Written exercise - Give every line again exactly as it appears, please, but not the pictures.

++++

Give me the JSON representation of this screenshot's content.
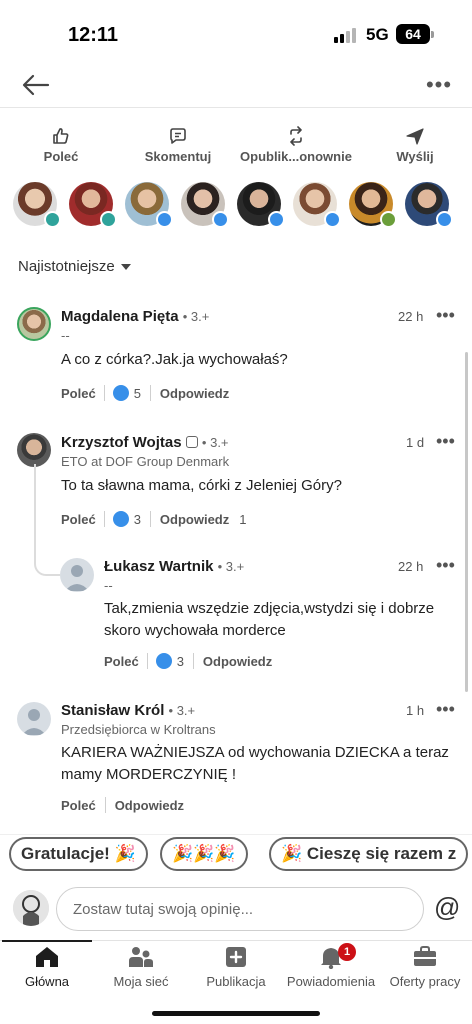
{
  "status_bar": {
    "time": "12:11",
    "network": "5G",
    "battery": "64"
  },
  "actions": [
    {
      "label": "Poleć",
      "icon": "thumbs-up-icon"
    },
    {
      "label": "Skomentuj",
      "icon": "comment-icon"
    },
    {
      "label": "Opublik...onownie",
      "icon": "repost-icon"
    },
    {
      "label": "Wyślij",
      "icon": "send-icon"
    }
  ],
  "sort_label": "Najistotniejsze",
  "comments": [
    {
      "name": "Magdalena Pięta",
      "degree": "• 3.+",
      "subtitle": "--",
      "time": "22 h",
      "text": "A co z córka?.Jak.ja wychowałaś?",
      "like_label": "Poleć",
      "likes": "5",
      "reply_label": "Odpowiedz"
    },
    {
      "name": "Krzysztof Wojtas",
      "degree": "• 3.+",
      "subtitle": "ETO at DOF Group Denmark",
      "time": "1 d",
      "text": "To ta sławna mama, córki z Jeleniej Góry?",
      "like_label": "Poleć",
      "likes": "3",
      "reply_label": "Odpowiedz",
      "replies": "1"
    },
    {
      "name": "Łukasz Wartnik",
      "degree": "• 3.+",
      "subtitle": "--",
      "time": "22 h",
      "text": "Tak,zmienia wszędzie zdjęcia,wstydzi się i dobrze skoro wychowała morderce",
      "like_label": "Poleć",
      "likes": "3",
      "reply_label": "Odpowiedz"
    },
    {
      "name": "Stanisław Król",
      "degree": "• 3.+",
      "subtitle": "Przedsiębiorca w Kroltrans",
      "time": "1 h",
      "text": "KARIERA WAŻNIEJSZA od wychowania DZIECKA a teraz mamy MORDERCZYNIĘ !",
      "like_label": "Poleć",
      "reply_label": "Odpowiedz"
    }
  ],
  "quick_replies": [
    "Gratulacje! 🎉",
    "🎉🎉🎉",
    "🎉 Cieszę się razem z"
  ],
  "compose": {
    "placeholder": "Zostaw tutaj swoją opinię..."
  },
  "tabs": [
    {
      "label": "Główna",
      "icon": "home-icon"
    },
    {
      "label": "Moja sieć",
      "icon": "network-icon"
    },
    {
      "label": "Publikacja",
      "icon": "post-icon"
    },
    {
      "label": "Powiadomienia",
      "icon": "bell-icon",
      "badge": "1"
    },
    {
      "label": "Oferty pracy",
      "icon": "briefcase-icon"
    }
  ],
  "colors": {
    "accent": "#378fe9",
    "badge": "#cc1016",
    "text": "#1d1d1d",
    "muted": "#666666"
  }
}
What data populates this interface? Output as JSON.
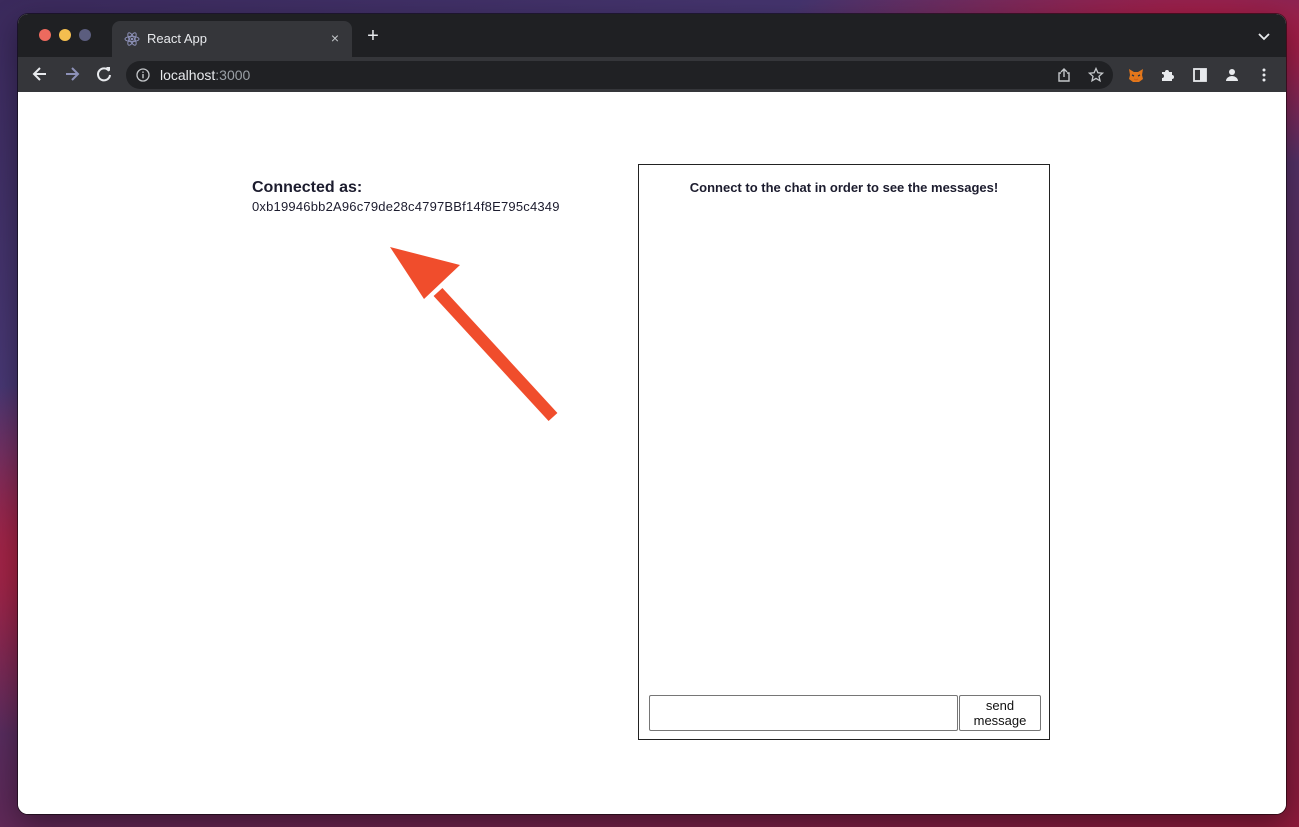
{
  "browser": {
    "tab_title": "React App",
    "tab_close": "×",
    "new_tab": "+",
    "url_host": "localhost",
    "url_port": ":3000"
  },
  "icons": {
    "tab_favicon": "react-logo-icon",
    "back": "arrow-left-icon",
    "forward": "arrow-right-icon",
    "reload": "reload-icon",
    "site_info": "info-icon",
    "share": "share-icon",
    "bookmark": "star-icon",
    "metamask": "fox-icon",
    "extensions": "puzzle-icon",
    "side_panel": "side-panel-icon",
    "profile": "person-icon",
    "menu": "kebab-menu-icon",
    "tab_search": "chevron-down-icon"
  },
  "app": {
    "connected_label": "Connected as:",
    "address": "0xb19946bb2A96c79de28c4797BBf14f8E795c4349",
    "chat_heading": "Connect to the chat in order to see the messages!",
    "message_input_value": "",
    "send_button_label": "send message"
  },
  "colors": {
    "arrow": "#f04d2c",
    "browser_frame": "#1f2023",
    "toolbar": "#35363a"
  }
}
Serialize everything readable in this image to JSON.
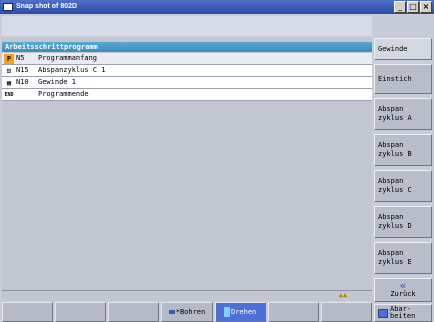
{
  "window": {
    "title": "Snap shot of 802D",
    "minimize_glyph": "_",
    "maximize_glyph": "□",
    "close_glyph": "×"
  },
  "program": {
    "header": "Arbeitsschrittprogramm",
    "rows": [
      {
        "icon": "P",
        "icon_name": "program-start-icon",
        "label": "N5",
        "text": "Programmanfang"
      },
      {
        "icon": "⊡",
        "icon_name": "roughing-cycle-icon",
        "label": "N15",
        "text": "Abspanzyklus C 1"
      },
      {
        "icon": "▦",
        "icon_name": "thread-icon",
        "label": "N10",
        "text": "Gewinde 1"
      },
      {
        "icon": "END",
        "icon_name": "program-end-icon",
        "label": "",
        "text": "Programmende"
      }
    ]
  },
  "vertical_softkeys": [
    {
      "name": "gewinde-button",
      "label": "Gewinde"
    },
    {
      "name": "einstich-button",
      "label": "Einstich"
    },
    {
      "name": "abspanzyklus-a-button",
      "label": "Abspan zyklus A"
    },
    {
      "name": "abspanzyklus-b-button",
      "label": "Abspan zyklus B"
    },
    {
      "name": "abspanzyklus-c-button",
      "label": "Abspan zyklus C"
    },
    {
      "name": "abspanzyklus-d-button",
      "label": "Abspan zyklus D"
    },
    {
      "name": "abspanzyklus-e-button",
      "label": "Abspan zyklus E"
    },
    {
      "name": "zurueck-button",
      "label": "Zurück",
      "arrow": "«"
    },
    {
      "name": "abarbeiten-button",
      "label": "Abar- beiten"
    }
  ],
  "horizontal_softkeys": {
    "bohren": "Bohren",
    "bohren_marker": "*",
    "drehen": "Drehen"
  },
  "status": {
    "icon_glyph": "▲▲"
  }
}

++++

Output of the exercise -
Give me the JSON representation of this screenshot's content.
{
  "status_bar": {
    "time": "12:11",
    "network": "5G",
    "battery": "64"
  },
  "actions": [
    {
      "label": "Poleć",
      "icon": "thumbs-up-icon"
    },
    {
      "label": "Skomentuj",
      "icon": "comment-icon"
    },
    {
      "label": "Opublik...onownie",
      "icon": "repost-icon"
    },
    {
      "label": "Wyślij",
      "icon": "send-icon"
    }
  ],
  "sort_label": "Najistotniejsze",
  "comments": [
    {
      "name": "Magdalena Pięta",
      "degree": "• 3.+",
      "subtitle": "--",
      "time": "22 h",
      "text": "A co z córka?.Jak.ja wychowałaś?",
      "like_label": "Poleć",
      "likes": "5",
      "reply_label": "Odpowiedz"
    },
    {
      "name": "Krzysztof Wojtas",
      "degree": "• 3.+",
      "subtitle": "ETO at DOF Group Denmark",
      "time": "1 d",
      "text": "To ta sławna mama, córki z Jeleniej Góry?",
      "like_label": "Poleć",
      "likes": "3",
      "reply_label": "Odpowiedz",
      "replies": "1"
    },
    {
      "name": "Łukasz Wartnik",
      "degree": "• 3.+",
      "subtitle": "--",
      "time": "22 h",
      "text": "Tak,zmienia wszędzie zdjęcia,wstydzi się i dobrze skoro wychowała morderce",
      "like_label": "Poleć",
      "likes": "3",
      "reply_label": "Odpowiedz"
    },
    {
      "name": "Stanisław Król",
      "degree": "• 3.+",
      "subtitle": "Przedsiębiorca w Kroltrans",
      "time": "1 h",
      "text": "KARIERA WAŻNIEJSZA od wychowania DZIECKA a teraz mamy MORDERCZYNIĘ !",
      "like_label": "Poleć",
      "reply_label": "Odpowiedz"
    }
  ],
  "quick_replies": [
    "Gratulacje! 🎉",
    "🎉🎉🎉",
    "🎉 Cieszę się razem z"
  ],
  "compose": {
    "placeholder": "Zostaw tutaj swoją opinię..."
  },
  "tabs": [
    {
      "label": "Główna",
      "icon": "home-icon"
    },
    {
      "label": "Moja sieć",
      "icon": "network-icon"
    },
    {
      "label": "Publikacja",
      "icon": "post-icon"
    },
    {
      "label": "Powiadomienia",
      "icon": "bell-icon",
      "badge": "1"
    },
    {
      "label": "Oferty pracy",
      "icon": "briefcase-icon"
    }
  ],
  "colors": {
    "accent": "#378fe9",
    "badge": "#cc1016",
    "text": "#1d1d1d",
    "muted": "#666666"
  }
}
What data populates this interface? Output as JSON.
{
  "browser": {
    "tab_title": "React App",
    "tab_close": "×",
    "new_tab": "+",
    "url_host": "localhost",
    "url_port": ":3000"
  },
  "icons": {
    "tab_favicon": "react-logo-icon",
    "back": "arrow-left-icon",
    "forward": "arrow-right-icon",
    "reload": "reload-icon",
    "site_info": "info-icon",
    "share": "share-icon",
    "bookmark": "star-icon",
    "metamask": "fox-icon",
    "extensions": "puzzle-icon",
    "side_panel": "side-panel-icon",
    "profile": "person-icon",
    "menu": "kebab-menu-icon",
    "tab_search": "chevron-down-icon"
  },
  "app": {
    "connected_label": "Connected as:",
    "address": "0xb19946bb2A96c79de28c4797BBf14f8E795c4349",
    "chat_heading": "Connect to the chat in order to see the messages!",
    "message_input_value": "",
    "send_button_label": "send message"
  },
  "colors": {
    "arrow": "#f04d2c",
    "browser_frame": "#1f2023",
    "toolbar": "#35363a"
  }
}
Serialize everything readable in this image to JSON.
{
  "window": {
    "title": "Snap shot of 802D",
    "minimize_glyph": "_",
    "maximize_glyph": "□",
    "close_glyph": "×"
  },
  "program": {
    "header": "Arbeitsschrittprogramm",
    "rows": [
      {
        "icon": "P",
        "icon_name": "program-start-icon",
        "label": "N5",
        "text": "Programmanfang"
      },
      {
        "icon": "⊡",
        "icon_name": "roughing-cycle-icon",
        "label": "N15",
        "text": "Abspanzyklus C 1"
      },
      {
        "icon": "▦",
        "icon_name": "thread-icon",
        "label": "N10",
        "text": "Gewinde 1"
      },
      {
        "icon": "END",
        "icon_name": "program-end-icon",
        "label": "",
        "text": "Programmende"
      }
    ]
  },
  "vertical_softkeys": [
    {
      "name": "gewinde-button",
      "label": "Gewinde"
    },
    {
      "name": "einstich-button",
      "label": "Einstich"
    },
    {
      "name": "abspanzyklus-a-button",
      "label": "Abspan zyklus A"
    },
    {
      "name": "abspanzyklus-b-button",
      "label": "Abspan zyklus B"
    },
    {
      "name": "abspanzyklus-c-button",
      "label": "Abspan zyklus C"
    },
    {
      "name": "abspanzyklus-d-button",
      "label": "Abspan zyklus D"
    },
    {
      "name": "abspanzyklus-e-button",
      "label": "Abspan zyklus E"
    },
    {
      "name": "zurueck-button",
      "label": "Zurück",
      "arrow": "«"
    },
    {
      "name": "abarbeiten-button",
      "label": "Abar- beiten"
    }
  ],
  "horizontal_softkeys": {
    "bohren": "Bohren",
    "bohren_marker": "*",
    "drehen": "Drehen"
  },
  "status": {
    "icon_glyph": "▲▲"
  }
}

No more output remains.